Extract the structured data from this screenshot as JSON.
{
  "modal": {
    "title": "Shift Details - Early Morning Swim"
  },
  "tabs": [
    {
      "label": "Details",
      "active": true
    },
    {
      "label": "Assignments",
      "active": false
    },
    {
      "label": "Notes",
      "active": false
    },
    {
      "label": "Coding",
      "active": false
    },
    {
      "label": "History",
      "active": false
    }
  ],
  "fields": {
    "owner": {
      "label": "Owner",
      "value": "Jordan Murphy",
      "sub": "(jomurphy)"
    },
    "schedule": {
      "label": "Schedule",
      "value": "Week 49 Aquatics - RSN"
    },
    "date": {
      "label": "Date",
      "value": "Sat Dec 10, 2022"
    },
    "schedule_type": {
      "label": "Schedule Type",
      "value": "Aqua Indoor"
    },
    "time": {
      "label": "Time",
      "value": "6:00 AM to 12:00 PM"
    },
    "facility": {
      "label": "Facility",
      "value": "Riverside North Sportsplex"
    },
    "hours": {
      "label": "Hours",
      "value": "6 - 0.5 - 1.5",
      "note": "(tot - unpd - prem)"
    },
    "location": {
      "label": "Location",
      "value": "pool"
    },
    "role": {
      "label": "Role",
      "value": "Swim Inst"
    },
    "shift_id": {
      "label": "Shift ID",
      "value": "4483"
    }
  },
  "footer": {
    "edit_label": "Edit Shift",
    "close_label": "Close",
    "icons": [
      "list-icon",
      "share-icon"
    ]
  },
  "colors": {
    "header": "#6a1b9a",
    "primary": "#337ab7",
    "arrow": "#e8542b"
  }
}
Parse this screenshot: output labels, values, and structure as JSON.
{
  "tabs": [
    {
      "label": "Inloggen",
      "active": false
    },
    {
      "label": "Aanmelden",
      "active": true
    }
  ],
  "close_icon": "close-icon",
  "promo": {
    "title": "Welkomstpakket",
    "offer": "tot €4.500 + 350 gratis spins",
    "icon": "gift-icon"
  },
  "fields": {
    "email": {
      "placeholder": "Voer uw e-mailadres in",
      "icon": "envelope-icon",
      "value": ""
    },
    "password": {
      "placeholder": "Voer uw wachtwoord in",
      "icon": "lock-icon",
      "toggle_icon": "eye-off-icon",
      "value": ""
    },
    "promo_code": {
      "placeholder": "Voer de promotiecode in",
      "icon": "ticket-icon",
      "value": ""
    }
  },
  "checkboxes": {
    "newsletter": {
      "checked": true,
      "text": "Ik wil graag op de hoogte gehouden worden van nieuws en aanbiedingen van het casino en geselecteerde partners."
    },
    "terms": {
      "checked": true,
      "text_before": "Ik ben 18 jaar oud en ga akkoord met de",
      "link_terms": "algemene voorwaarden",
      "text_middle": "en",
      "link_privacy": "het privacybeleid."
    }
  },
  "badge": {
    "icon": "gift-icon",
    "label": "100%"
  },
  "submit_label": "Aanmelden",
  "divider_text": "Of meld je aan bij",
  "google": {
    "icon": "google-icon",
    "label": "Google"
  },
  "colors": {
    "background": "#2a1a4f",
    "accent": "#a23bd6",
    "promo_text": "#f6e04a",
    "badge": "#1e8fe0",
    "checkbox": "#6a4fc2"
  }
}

Your objective ->
Write out all the lines again, exactly as they are.

Result of the task ->
Extract the structured data from this screenshot as JSON.
{
  "modal": {
    "title": "Shift Details - Early Morning Swim"
  },
  "tabs": [
    {
      "label": "Details",
      "active": true
    },
    {
      "label": "Assignments",
      "active": false
    },
    {
      "label": "Notes",
      "active": false
    },
    {
      "label": "Coding",
      "active": false
    },
    {
      "label": "History",
      "active": false
    }
  ],
  "fields": {
    "owner": {
      "label": "Owner",
      "value": "Jordan Murphy",
      "sub": "(jomurphy)"
    },
    "schedule": {
      "label": "Schedule",
      "value": "Week 49 Aquatics - RSN"
    },
    "date": {
      "label": "Date",
      "value": "Sat Dec 10, 2022"
    },
    "schedule_type": {
      "label": "Schedule Type",
      "value": "Aqua Indoor"
    },
    "time": {
      "label": "Time",
      "value": "6:00 AM to 12:00 PM"
    },
    "facility": {
      "label": "Facility",
      "value": "Riverside North Sportsplex"
    },
    "hours": {
      "label": "Hours",
      "value": "6 - 0.5 - 1.5",
      "note": "(tot - unpd - prem)"
    },
    "location": {
      "label": "Location",
      "value": "pool"
    },
    "role": {
      "label": "Role",
      "value": "Swim Inst"
    },
    "shift_id": {
      "label": "Shift ID",
      "value": "4483"
    }
  },
  "footer": {
    "edit_label": "Edit Shift",
    "close_label": "Close",
    "icons": [
      "list-icon",
      "share-icon"
    ]
  },
  "colors": {
    "header": "#6a1b9a",
    "primary": "#337ab7",
    "arrow": "#e8542b"
  }
}
Parse this screenshot: output labels, values, and structure as JSON.
{
  "tabs": [
    {
      "label": "Inloggen",
      "active": false
    },
    {
      "label": "Aanmelden",
      "active": true
    }
  ],
  "close_icon": "close-icon",
  "promo": {
    "title": "Welkomstpakket",
    "offer": "tot €4.500 + 350 gratis spins",
    "icon": "gift-icon"
  },
  "fields": {
    "email": {
      "placeholder": "Voer uw e-mailadres in",
      "icon": "envelope-icon",
      "value": ""
    },
    "password": {
      "placeholder": "Voer uw wachtwoord in",
      "icon": "lock-icon",
      "toggle_icon": "eye-off-icon",
      "value": ""
    },
    "promo_code": {
      "placeholder": "Voer de promotiecode in",
      "icon": "ticket-icon",
      "value": ""
    }
  },
  "checkboxes": {
    "newsletter": {
      "checked": true,
      "text": "Ik wil graag op de hoogte gehouden worden van nieuws en aanbiedingen van het casino en geselecteerde partners."
    },
    "terms": {
      "checked": true,
      "text_before": "Ik ben 18 jaar oud en ga akkoord met de",
      "link_terms": "algemene voorwaarden",
      "text_middle": "en",
      "link_privacy": "het privacybeleid."
    }
  },
  "badge": {
    "icon": "gift-icon",
    "label": "100%"
  },
  "submit_label": "Aanmelden",
  "divider_text": "Of meld je aan bij",
  "google": {
    "icon": "google-icon",
    "label": "Google"
  },
  "colors": {
    "background": "#2a1a4f",
    "accent": "#a23bd6",
    "promo_text": "#f6e04a",
    "badge": "#1e8fe0",
    "checkbox": "#6a4fc2"
  }
}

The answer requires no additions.